"""

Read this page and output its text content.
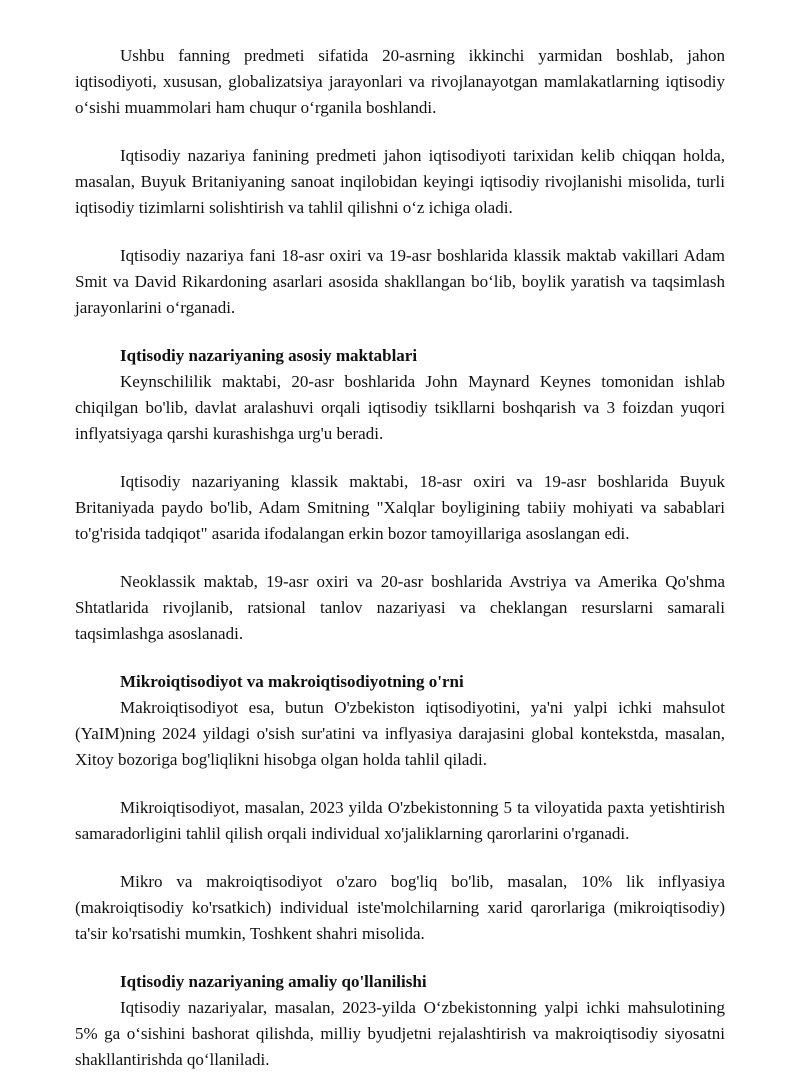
Ushbu fanning predmeti sifatida 20-asrning ikkinchi yarmidan boshlab, jahon iqtisodiyoti, xususan, globalizatsiya jarayonlari va rivojlanayotgan mamlakatlarning iqtisodiy o‘sishi muammolari ham chuqur o‘rganila boshlandi.

Iqtisodiy nazariya fanining predmeti jahon iqtisodiyoti tarixidan kelib chiqqan holda, masalan, Buyuk Britaniyaning sanoat inqilobidan keyingi iqtisodiy rivojlanishi misolida, turli iqtisodiy tizimlarni solishtirish va tahlil qilishni o‘z ichiga oladi.

Iqtisodiy nazariya fani 18-asr oxiri va 19-asr boshlarida klassik maktab vakillari Adam Smit va David Rikardoning asarlari asosida shakllangan bo‘lib, boylik yaratish va taqsimlash jarayonlarini o‘rganadi.

Iqtisodiy nazariyaning asosiy maktablari

Keynschililik maktabi, 20-asr boshlarida John Maynard Keynes tomonidan ishlab chiqilgan bo'lib, davlat aralashuvi orqali iqtisodiy tsikllarni boshqarish va 3 foizdan yuqori inflyatsiyaga qarshi kurashishga urg'u beradi.

Iqtisodiy nazariyaning klassik maktabi, 18-asr oxiri va 19-asr boshlarida Buyuk Britaniyada paydo bo'lib, Adam Smitning "Xalqlar boyligining tabiiy mohiyati va sabablari to'g'risida tadqiqot" asarida ifodalangan erkin bozor tamoyillariga asoslangan edi.

Neoklassik maktab, 19-asr oxiri va 20-asr boshlarida Avstriya va Amerika Qo'shma Shtatlarida rivojlanib, ratsional tanlov nazariyasi va cheklangan resurslarni samarali taqsimlashga asoslanadi.

Mikroiqtisodiyot va makroiqtisodiyotning o'rni

Makroiqtisodiyot esa, butun O'zbekiston iqtisodiyotini, ya'ni yalpi ichki mahsulot (YaIM)ning 2024 yildagi o'sish sur'atini va inflyasiya darajasini global kontekstda, masalan, Xitoy bozoriga bog'liqlikni hisobga olgan holda tahlil qiladi.

Mikroiqtisodiyot, masalan, 2023 yilda O'zbekistonning 5 ta viloyatida paxta yetishtirish samaradorligini tahlil qilish orqali individual xo'jaliklarning qarorlarini o'rganadi.

Mikro va makroiqtisodiyot o'zaro bog'liq bo'lib, masalan, 10% lik inflyasiya (makroiqtisodiy ko'rsatkich) individual iste'molchilarning xarid qarorlariga (mikroiqtisodiy) ta'sir ko'rsatishi mumkin, Toshkent shahri misolida.

Iqtisodiy nazariyaning amaliy qo'llanilishi

Iqtisodiy nazariyalar, masalan, 2023-yilda O‘zbekistonning yalpi ichki mahsulotining 5% ga o‘sishini bashorat qilishda, milliy byudjetni rejalashtirish va makroiqtisodiy siyosatni shakllantirishda qo‘llaniladi.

"""

What is asked. Your task is to gather every line with the word "boshlarida" and copy it.

Full output.
Iqtisodiy nazariya fani 18-asr oxiri va 19-asr boshlarida klassik maktab vakillari Adam Smit va David Rikardoning asarlari asosida shakllangan bo‘lib, boylik yaratish va taqsimlash jarayonlarini o‘rganadi.
Keynschililik maktabi, 20-asr boshlarida John Maynard Keynes tomonidan ishlab chiqilgan bo'lib, davlat aralashuvi orqali iqtisodiy tsikllarni boshqarish va 3 foizdan yuqori inflyatsiyaga qarshi kurashishga urg'u beradi.
Iqtisodiy nazariyaning klassik maktabi, 18-asr oxiri va 19-asr boshlarida Buyuk Britaniyada paydo bo'lib, Adam Smitning "Xalqlar boyligining tabiiy mohiyati va sabablari to'g'risida tadqiqot" asarida ifodalangan erkin bozor tamoyillariga asoslangan edi.
Neoklassik maktab, 19-asr oxiri va 20-asr boshlarida Avstriya va Amerika Qo'shma Shtatlarida rivojlanib, ratsional tanlov nazariyasi va cheklangan resurslarni samarali taqsimlashga asoslanadi.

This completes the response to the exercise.